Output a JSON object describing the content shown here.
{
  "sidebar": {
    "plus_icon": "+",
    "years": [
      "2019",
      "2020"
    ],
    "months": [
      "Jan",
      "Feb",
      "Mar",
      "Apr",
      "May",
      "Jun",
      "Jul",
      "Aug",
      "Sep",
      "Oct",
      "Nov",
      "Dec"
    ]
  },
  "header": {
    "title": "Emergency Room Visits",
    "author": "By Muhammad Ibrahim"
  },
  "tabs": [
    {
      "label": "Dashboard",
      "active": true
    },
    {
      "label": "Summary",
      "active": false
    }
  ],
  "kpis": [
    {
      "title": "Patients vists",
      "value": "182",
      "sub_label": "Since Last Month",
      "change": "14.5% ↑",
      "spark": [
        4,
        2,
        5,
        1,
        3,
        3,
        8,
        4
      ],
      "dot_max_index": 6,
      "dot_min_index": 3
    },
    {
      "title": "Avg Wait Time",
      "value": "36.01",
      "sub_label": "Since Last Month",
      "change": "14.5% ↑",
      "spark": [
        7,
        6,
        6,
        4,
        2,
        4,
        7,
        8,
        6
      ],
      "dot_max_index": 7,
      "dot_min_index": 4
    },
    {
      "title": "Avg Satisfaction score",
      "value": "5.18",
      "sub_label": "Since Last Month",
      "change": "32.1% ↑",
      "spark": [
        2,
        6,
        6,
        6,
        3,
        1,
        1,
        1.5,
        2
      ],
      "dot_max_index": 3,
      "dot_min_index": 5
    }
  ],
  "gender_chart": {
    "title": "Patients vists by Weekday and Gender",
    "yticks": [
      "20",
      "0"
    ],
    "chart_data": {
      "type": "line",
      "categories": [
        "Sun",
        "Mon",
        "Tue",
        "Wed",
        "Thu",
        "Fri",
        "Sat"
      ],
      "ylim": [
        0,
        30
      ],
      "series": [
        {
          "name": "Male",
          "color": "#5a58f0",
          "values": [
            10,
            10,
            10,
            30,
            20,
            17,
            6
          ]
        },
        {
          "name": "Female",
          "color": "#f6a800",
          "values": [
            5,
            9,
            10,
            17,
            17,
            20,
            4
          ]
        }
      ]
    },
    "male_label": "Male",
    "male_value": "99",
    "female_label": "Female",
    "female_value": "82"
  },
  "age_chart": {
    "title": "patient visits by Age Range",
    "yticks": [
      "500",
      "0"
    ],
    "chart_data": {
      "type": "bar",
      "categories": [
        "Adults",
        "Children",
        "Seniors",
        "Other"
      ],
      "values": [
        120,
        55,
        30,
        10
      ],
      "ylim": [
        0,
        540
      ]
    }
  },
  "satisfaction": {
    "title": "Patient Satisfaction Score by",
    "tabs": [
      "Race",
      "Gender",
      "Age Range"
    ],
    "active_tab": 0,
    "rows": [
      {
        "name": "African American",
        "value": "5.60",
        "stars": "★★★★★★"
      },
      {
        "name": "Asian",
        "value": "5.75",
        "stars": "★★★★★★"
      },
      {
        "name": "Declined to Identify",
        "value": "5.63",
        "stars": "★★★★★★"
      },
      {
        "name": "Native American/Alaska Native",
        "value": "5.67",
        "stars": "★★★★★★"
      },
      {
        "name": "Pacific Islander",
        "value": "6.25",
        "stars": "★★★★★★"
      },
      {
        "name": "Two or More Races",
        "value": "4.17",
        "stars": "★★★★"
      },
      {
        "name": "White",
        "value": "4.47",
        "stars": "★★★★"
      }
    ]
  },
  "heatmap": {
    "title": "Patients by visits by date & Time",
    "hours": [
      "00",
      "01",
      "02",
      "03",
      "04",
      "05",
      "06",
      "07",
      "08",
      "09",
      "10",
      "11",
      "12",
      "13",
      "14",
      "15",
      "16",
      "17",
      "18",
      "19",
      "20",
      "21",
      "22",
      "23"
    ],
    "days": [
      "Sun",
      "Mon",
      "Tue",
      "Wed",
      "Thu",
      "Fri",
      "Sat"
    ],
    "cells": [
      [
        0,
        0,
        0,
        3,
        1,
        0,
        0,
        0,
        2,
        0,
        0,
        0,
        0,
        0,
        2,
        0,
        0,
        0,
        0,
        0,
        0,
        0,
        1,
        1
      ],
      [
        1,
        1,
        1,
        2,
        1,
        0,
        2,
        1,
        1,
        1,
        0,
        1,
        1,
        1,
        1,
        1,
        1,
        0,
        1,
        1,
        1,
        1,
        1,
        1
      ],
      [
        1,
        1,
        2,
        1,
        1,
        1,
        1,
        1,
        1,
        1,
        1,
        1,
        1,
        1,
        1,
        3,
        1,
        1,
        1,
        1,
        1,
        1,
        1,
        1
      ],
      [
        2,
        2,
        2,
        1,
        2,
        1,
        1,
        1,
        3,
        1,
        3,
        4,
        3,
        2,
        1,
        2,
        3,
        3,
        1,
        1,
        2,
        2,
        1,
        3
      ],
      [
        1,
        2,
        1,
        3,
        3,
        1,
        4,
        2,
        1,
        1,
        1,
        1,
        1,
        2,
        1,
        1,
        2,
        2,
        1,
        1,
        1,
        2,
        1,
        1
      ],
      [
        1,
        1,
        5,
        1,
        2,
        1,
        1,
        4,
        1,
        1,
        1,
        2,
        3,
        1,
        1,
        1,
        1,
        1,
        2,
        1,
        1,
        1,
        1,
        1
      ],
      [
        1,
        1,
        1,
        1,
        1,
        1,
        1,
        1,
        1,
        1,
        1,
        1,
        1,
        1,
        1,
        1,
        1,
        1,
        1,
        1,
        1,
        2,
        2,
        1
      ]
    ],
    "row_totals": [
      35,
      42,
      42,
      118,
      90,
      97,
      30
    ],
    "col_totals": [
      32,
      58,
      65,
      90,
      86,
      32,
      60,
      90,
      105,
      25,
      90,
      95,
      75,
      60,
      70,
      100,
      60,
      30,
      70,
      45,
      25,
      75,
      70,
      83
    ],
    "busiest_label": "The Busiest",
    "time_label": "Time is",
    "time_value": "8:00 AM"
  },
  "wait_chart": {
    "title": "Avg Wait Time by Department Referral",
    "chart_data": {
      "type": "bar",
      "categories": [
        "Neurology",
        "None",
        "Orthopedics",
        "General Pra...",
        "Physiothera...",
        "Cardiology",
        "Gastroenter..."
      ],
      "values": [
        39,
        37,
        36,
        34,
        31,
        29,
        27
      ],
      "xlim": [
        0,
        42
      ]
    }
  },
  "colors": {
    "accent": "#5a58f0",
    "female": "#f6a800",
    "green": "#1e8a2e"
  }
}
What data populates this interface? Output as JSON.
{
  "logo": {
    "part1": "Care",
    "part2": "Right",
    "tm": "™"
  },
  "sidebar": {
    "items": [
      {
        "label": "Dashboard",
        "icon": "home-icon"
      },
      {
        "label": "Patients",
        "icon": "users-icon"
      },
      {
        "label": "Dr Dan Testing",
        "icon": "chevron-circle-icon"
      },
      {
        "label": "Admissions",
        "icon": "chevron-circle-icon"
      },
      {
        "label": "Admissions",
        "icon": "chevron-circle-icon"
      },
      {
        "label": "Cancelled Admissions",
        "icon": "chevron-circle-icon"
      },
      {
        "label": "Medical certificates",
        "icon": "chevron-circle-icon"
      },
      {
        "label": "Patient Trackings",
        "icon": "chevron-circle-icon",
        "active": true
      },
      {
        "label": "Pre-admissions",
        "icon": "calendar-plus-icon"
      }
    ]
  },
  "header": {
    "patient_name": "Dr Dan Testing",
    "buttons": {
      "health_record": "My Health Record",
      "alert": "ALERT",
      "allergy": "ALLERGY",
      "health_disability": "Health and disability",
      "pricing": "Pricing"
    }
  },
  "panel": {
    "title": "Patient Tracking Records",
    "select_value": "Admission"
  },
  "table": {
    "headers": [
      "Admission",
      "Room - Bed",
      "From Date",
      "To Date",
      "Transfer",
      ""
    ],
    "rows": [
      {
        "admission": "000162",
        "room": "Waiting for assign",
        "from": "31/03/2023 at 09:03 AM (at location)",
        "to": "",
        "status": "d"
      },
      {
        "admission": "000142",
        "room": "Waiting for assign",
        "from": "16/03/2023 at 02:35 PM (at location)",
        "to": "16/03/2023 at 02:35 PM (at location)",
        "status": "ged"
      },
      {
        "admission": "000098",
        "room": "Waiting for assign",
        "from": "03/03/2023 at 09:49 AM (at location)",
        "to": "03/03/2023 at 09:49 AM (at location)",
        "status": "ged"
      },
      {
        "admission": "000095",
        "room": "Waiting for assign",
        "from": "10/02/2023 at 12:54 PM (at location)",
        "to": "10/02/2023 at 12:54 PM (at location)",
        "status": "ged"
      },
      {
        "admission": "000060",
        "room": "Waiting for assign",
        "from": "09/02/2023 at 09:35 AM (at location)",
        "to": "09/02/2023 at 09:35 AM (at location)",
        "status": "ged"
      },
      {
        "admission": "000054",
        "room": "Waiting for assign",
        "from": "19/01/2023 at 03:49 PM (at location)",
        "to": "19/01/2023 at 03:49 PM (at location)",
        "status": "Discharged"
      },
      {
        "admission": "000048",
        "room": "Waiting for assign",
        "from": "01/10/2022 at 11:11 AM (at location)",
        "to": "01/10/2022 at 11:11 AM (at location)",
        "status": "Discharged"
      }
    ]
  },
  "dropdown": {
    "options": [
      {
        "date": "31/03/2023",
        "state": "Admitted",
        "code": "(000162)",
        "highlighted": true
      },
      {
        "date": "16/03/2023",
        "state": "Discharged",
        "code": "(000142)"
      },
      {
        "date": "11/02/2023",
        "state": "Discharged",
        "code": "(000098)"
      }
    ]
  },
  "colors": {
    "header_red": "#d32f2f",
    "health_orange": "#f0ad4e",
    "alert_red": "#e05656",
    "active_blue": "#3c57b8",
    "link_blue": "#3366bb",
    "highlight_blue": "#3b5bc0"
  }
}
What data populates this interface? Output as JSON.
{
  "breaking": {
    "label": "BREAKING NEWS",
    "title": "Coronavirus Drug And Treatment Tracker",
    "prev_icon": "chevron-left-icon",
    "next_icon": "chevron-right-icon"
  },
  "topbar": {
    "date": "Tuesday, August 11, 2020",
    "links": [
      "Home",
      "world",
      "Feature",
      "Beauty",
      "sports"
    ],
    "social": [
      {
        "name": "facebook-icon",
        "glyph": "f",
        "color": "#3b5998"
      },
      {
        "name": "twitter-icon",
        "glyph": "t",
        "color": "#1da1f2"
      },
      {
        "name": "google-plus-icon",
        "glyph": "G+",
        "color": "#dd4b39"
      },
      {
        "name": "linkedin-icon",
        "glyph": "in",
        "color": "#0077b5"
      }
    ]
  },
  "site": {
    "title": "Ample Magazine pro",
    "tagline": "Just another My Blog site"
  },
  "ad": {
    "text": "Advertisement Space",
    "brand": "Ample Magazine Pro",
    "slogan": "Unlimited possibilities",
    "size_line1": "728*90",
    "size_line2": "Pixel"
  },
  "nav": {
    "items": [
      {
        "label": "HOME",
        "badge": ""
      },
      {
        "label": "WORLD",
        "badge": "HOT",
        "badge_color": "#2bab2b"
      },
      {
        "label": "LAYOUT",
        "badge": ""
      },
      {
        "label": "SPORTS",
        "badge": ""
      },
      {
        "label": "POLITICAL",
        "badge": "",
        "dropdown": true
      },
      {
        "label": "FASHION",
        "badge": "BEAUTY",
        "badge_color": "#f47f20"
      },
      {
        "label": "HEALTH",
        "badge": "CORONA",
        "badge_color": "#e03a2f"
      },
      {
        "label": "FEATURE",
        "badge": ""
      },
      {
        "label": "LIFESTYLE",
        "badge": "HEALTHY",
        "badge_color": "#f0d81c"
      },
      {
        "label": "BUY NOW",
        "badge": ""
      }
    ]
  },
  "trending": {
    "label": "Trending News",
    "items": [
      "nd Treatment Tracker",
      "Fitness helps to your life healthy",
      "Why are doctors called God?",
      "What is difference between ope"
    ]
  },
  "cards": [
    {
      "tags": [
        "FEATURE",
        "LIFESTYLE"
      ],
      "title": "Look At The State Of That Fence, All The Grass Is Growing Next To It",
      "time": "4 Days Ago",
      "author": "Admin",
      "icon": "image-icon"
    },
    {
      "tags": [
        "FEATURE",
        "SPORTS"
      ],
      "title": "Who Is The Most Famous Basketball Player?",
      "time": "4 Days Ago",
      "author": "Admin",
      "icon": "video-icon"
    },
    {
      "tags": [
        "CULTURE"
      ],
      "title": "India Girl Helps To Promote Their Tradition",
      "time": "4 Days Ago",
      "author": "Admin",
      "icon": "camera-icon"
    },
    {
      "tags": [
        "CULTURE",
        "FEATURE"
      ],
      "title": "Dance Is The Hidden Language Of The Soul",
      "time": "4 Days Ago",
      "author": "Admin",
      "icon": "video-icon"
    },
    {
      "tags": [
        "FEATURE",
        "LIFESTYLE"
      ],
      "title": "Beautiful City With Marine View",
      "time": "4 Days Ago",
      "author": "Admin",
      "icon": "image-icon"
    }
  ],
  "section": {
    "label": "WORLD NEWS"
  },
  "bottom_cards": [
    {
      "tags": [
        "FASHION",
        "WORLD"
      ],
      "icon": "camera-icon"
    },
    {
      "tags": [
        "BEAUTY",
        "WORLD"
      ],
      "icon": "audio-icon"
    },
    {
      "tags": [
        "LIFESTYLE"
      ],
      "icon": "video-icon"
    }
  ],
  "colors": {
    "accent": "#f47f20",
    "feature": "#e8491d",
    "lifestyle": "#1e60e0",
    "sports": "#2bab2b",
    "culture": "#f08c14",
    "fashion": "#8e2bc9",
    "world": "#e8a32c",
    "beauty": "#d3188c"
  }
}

--------------------

| TASK ITEM |
Report all lines above with "Magazine".

| ANSWER SPACE |
    "title": "Ample Magazine pro",
    "brand": "Ample Magazine Pro",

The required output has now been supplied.